Your instructions » Arrange as a numbered list the lines from the start of the material through the line holding "submission-name-form-group: Submission Name", inclusive, leaving out any blank lines.

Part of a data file
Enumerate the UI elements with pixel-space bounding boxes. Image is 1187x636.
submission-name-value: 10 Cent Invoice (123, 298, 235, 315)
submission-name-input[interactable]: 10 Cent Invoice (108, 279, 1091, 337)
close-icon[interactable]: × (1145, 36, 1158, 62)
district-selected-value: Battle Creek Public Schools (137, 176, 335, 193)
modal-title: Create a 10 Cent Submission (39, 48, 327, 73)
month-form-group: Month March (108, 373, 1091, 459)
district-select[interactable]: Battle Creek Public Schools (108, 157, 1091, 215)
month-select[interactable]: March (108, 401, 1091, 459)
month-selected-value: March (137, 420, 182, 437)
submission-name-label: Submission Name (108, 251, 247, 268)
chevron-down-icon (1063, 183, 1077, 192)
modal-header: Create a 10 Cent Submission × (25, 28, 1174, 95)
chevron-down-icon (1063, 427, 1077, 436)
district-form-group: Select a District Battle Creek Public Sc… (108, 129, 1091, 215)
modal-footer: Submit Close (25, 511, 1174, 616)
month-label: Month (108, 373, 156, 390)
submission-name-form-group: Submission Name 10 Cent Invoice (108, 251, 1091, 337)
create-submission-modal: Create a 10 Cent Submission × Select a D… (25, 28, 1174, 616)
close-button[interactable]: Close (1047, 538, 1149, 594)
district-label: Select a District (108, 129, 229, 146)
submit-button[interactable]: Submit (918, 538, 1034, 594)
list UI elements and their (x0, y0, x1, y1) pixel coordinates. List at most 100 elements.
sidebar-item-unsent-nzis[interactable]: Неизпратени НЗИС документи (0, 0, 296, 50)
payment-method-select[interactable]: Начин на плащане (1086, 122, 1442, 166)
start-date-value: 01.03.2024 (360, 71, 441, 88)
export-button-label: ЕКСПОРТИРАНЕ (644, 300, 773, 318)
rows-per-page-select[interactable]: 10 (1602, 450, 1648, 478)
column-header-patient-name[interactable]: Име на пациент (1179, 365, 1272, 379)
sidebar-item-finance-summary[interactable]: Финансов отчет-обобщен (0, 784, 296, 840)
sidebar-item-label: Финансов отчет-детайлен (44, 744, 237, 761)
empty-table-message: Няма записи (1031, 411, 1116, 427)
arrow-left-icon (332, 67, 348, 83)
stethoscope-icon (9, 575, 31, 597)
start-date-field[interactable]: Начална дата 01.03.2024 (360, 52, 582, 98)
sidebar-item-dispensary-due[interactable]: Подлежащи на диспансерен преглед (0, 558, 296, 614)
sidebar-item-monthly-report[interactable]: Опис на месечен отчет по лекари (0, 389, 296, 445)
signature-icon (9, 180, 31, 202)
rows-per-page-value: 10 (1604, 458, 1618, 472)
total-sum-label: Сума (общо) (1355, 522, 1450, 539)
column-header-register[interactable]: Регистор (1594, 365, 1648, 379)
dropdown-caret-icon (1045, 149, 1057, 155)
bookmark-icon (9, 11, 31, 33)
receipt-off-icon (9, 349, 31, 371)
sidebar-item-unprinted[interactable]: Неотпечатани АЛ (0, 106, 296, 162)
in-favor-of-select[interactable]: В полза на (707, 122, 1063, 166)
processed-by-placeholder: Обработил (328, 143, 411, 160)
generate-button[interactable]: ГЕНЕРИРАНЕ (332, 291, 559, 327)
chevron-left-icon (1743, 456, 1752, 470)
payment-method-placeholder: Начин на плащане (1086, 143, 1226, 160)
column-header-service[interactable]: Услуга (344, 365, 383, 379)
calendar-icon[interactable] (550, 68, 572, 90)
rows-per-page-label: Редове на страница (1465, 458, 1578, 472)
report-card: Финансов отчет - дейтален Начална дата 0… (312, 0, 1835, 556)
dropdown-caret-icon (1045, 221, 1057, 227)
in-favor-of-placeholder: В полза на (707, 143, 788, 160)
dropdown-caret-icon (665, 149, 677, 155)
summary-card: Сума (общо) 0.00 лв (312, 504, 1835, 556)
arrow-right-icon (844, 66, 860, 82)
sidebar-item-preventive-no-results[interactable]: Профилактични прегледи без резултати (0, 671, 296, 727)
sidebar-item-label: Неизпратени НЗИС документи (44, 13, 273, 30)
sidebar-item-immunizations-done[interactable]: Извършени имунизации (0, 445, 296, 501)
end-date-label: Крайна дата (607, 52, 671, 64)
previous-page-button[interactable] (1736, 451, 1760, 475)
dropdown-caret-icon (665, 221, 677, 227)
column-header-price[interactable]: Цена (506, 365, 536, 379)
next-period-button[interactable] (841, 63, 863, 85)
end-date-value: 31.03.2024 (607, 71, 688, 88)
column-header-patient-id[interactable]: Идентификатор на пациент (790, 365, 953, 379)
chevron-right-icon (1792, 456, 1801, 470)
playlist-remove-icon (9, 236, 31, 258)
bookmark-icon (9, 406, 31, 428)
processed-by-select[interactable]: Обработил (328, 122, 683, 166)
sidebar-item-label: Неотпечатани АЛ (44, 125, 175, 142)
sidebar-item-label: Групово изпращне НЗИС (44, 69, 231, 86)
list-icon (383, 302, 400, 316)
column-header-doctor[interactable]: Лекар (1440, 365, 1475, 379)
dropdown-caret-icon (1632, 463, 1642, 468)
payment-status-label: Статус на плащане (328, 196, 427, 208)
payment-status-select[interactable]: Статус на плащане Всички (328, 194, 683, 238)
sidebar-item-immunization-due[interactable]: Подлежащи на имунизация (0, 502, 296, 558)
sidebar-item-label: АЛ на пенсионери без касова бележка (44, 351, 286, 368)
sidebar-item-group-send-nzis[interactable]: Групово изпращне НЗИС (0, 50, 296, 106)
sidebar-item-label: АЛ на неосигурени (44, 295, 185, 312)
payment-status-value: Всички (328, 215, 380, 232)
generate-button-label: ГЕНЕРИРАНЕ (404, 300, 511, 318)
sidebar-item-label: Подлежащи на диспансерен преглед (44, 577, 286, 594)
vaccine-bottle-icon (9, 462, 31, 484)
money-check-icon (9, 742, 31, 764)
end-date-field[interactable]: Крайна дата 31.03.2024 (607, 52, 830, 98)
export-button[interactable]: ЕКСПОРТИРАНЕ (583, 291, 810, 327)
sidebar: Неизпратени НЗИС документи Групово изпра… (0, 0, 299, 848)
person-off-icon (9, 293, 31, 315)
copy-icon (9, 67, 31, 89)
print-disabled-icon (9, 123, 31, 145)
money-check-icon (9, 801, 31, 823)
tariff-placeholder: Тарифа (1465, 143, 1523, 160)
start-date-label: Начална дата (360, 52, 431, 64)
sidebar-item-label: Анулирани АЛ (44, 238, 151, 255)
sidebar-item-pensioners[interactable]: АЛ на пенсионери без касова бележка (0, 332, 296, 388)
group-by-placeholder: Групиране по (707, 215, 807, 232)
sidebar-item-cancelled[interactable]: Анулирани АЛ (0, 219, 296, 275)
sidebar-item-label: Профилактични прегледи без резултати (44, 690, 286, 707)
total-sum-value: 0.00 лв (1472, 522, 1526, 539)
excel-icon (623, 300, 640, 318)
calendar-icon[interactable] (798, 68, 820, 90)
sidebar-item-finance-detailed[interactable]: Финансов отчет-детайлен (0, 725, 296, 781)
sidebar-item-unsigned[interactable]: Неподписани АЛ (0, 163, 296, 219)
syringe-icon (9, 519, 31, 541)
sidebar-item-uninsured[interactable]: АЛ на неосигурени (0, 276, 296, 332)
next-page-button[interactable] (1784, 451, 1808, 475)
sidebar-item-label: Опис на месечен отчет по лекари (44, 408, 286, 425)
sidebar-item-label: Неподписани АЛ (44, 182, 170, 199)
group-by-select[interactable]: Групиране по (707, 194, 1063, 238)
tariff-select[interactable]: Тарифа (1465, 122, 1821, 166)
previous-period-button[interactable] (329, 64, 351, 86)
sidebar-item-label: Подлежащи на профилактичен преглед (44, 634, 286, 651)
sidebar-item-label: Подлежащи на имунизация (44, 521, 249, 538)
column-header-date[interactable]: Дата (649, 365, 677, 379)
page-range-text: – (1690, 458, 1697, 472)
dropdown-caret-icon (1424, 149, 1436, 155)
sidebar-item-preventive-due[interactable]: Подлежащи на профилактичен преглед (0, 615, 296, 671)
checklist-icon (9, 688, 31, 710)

The completed task »
1. Enumerate the UI elements with pixel-space bounding boxes. Image is 1187x636.
2. submission-name-value: 10 Cent Invoice (123, 298, 235, 315)
3. submission-name-input[interactable]: 10 Cent Invoice (108, 279, 1091, 337)
4. close-icon[interactable]: × (1145, 36, 1158, 62)
5. district-selected-value: Battle Creek Public Schools (137, 176, 335, 193)
6. modal-title: Create a 10 Cent Submission (39, 48, 327, 73)
7. month-form-group: Month March (108, 373, 1091, 459)
8. district-select[interactable]: Battle Creek Public Schools (108, 157, 1091, 215)
9. month-select[interactable]: March (108, 401, 1091, 459)
10. month-selected-value: March (137, 420, 182, 437)
11. submission-name-label: Submission Name (108, 251, 247, 268)
12. chevron-down-icon (1063, 183, 1077, 192)
13. modal-header: Create a 10 Cent Submission × (25, 28, 1174, 95)
14. chevron-down-icon (1063, 427, 1077, 436)
15. district-form-group: Select a District Battle Creek Public Sc… (108, 129, 1091, 215)
16. modal-footer: Submit Close (25, 511, 1174, 616)
17. month-label: Month (108, 373, 156, 390)
18. submission-name-form-group: Submission Name 10 Cent Invoice (108, 251, 1091, 337)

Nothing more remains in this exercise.